__GOAL__
In the lines below, find how many contain the word "включения" and report that figure alone.
-- begin PROVIDED DATA --
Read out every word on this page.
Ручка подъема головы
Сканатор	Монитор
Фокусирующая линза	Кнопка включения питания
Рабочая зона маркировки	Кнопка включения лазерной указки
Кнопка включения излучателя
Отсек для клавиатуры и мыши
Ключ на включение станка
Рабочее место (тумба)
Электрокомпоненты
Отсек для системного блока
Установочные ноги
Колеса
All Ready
-- end PROVIDED DATA --
__TASK RESULT__
3